▶ **What you are asked to do**:
Search the data below for "nachfolgenden"; list each line that holds it.

▶ **Data excerpts**:
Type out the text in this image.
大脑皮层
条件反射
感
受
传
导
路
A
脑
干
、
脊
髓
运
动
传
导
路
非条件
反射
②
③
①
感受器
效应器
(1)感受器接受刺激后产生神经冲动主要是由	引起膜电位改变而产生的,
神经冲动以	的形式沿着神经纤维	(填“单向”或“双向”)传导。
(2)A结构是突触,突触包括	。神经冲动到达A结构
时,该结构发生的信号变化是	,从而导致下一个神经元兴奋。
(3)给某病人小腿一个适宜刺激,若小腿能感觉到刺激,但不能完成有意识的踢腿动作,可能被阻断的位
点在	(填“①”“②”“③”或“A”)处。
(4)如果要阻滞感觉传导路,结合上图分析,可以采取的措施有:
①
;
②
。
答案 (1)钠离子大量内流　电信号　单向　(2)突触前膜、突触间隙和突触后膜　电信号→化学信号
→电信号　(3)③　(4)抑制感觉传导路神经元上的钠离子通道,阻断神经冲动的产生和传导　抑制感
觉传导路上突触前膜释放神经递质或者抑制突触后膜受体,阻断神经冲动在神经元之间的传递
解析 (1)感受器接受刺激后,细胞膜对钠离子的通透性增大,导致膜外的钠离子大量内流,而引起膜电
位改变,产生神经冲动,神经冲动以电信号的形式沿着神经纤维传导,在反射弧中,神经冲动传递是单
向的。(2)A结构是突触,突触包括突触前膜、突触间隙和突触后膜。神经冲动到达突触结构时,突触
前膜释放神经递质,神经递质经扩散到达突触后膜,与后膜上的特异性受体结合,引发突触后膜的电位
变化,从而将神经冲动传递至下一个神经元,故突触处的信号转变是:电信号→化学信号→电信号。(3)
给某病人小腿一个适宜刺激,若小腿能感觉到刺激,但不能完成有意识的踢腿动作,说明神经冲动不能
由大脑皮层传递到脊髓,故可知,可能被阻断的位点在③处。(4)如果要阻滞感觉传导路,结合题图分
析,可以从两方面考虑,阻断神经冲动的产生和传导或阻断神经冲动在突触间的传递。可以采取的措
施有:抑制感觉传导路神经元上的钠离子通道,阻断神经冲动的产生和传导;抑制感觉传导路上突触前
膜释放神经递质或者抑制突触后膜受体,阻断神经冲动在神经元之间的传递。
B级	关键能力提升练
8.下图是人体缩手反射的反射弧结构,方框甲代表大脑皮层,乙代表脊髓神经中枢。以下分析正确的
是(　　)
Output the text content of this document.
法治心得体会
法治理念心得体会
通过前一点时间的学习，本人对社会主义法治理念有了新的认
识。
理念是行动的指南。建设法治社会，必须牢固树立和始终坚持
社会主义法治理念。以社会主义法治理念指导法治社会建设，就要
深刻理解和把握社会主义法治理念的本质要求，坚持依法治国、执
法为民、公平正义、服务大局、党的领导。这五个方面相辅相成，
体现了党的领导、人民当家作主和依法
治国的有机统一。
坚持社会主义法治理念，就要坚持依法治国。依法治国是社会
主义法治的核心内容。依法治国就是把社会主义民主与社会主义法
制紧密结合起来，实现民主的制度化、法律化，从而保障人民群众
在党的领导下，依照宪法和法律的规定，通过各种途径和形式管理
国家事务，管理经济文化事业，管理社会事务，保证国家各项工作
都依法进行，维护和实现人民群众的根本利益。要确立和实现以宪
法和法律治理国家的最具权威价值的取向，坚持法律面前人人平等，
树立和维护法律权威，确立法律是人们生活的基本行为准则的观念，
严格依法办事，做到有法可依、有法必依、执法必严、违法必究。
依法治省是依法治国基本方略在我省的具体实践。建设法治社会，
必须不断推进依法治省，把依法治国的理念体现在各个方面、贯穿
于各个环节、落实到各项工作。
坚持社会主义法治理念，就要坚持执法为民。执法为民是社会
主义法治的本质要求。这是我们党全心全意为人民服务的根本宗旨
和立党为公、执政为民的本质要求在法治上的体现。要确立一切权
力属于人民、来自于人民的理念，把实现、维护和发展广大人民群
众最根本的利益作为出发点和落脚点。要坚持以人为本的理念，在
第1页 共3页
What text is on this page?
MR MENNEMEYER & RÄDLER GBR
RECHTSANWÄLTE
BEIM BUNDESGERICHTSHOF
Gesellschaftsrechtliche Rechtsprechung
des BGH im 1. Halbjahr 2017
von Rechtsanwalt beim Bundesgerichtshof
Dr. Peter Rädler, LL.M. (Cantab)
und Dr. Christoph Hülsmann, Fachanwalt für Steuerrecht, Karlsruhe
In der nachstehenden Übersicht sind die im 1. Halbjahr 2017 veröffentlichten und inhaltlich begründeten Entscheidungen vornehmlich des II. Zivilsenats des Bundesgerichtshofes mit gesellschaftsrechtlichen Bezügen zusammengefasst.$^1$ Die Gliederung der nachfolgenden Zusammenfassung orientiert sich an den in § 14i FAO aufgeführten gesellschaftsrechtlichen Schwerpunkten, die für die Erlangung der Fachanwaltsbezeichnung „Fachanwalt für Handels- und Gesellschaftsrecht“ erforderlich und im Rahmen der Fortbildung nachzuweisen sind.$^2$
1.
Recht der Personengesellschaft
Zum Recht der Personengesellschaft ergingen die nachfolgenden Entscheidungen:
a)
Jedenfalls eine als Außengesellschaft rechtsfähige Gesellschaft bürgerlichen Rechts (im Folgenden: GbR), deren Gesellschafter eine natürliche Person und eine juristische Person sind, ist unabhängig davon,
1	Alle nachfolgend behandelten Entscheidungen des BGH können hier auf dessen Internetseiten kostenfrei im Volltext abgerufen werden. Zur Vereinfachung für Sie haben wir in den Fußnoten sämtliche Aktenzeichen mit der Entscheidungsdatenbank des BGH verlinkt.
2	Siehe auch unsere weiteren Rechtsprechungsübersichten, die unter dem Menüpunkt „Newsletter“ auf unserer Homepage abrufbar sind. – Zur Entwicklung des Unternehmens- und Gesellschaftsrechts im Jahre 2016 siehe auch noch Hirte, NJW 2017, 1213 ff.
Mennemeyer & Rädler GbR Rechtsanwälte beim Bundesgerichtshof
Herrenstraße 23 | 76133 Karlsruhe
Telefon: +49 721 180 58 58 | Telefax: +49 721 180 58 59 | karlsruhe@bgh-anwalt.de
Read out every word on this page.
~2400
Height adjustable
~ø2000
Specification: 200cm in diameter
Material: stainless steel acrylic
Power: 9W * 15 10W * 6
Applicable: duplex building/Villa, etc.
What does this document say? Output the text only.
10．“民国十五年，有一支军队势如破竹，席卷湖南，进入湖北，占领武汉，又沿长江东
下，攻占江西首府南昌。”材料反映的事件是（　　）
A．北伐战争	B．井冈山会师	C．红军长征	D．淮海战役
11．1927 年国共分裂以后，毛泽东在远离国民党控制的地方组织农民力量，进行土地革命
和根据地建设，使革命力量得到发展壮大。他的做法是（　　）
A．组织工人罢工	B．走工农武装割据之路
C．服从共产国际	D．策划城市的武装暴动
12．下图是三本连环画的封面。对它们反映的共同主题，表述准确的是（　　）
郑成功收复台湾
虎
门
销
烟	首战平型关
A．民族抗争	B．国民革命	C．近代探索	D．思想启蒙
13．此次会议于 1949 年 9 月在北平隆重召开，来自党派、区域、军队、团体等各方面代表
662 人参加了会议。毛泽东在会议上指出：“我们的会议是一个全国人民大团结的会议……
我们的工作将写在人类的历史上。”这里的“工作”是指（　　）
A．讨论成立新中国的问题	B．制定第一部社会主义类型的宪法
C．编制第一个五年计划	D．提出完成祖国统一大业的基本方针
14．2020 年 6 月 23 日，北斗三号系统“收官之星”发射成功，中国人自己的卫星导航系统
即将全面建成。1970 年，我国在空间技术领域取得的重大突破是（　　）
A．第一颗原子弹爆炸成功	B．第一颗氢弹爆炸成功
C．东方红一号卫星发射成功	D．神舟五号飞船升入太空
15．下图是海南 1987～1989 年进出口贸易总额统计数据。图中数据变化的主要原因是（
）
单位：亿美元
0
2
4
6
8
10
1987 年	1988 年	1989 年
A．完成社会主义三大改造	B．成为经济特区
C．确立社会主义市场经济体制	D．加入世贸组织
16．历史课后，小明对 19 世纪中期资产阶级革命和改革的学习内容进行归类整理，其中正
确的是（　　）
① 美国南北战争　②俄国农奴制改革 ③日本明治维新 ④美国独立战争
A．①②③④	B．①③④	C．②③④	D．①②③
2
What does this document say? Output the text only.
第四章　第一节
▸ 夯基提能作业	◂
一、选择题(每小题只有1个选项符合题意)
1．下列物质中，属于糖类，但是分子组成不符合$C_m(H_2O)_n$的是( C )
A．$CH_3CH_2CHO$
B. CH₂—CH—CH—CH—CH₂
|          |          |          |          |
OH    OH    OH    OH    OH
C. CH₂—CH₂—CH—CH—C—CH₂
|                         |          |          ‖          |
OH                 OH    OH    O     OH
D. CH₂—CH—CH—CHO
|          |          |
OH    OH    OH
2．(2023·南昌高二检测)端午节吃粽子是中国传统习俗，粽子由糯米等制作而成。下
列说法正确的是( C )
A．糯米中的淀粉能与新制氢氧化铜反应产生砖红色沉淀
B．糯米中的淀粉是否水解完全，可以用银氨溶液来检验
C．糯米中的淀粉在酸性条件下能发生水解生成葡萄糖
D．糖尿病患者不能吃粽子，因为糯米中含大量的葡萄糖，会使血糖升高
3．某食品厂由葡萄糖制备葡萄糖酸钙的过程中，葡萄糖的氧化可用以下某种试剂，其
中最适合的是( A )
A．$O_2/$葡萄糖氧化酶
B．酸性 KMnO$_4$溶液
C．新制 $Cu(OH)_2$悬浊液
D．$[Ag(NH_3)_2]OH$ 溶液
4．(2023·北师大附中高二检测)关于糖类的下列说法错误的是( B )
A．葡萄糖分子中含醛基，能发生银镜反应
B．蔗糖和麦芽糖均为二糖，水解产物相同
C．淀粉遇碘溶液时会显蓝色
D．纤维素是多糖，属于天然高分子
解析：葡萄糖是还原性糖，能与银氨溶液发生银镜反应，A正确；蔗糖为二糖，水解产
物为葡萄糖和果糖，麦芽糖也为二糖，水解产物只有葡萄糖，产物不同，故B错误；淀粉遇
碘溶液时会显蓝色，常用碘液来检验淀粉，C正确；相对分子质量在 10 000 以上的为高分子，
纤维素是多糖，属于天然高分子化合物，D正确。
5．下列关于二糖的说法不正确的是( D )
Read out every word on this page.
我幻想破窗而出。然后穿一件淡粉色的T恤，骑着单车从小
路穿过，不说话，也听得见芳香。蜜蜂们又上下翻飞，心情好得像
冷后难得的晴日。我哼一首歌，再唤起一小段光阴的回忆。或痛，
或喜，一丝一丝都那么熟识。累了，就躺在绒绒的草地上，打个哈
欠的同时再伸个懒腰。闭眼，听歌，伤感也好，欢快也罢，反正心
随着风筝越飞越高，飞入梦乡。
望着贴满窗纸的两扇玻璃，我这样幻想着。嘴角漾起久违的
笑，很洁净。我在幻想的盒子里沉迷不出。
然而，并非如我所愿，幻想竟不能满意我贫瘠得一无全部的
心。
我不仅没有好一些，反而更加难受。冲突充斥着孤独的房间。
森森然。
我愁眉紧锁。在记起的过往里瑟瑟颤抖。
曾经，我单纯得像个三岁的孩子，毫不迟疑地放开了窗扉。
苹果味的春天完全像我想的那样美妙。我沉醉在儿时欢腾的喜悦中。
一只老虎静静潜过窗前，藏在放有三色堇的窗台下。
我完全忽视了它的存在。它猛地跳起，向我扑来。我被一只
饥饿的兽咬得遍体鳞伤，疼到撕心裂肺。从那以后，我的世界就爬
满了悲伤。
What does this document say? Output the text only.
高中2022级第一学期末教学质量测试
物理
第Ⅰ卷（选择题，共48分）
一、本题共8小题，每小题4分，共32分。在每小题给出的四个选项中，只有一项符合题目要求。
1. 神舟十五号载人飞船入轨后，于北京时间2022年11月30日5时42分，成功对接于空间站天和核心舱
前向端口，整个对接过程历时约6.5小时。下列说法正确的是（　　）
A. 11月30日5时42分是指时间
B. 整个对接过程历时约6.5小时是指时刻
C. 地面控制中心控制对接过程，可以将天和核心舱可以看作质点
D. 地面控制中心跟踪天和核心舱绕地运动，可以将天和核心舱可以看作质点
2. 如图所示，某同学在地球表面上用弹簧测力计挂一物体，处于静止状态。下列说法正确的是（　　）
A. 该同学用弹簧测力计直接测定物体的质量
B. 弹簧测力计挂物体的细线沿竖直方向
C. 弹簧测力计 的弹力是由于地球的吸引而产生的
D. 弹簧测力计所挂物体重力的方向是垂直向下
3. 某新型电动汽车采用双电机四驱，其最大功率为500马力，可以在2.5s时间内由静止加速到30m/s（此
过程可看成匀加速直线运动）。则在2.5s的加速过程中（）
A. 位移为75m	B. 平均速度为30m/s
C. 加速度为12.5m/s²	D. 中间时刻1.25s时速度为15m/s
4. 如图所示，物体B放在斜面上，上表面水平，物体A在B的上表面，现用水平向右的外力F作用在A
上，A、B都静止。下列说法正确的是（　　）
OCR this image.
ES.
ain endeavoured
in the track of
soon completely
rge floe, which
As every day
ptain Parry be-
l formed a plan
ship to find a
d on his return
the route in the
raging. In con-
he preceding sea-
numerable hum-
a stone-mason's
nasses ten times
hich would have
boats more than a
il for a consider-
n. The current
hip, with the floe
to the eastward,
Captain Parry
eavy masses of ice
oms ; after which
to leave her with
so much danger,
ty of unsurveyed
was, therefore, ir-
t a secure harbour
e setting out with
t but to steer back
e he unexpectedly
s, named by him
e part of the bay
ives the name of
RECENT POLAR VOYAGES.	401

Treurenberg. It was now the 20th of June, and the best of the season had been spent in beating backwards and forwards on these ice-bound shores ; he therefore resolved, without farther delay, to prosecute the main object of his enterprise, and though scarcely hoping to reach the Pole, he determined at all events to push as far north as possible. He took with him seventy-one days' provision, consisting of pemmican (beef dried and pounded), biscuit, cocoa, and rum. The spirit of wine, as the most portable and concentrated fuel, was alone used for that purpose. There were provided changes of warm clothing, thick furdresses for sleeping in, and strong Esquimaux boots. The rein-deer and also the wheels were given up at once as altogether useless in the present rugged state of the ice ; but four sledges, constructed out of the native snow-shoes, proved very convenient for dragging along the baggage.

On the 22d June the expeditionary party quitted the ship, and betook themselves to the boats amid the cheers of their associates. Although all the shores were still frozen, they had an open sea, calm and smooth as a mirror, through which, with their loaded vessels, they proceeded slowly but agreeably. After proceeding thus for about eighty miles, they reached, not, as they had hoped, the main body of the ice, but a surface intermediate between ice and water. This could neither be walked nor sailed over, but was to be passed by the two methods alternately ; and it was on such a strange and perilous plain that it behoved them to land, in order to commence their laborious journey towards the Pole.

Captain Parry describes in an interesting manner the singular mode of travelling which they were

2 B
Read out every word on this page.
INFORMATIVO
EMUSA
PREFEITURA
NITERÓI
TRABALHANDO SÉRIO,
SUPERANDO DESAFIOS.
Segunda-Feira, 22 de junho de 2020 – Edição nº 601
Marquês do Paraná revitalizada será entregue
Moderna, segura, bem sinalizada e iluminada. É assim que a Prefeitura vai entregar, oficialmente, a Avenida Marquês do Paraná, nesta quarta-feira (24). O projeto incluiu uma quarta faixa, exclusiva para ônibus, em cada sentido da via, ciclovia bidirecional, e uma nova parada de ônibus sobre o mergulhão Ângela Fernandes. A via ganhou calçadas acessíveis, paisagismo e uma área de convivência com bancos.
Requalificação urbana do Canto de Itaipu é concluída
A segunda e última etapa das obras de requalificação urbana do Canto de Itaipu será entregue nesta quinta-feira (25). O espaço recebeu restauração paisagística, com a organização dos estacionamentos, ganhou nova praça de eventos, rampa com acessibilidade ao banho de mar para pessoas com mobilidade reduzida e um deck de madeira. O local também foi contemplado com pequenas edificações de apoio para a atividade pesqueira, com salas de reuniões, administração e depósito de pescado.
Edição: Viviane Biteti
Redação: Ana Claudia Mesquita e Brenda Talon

▶ **Response**:
In der nachstehenden Übersicht sind die im 1. Halbjahr 2017 veröffentlichten und inhaltlich begründeten Entscheidungen vornehmlich des II. Zivilsenats des Bundesgerichtshofes mit gesellschaftsrechtlichen Bezügen zusammengefasst.$^1$ Die Gliederung der nachfolgenden Zusammenfassung orientiert sich an den in § 14i FAO aufgeführten gesellschaftsrechtlichen Schwerpunkten, die für die Erlangung der Fachanwaltsbezeichnung „Fachanwalt für Handels- und Gesellschaftsrecht“ erforderlich und im Rahmen der Fortbildung nachzuweisen sind.$^2$
Zum Recht der Personengesellschaft ergingen die nachfolgenden Entscheidungen:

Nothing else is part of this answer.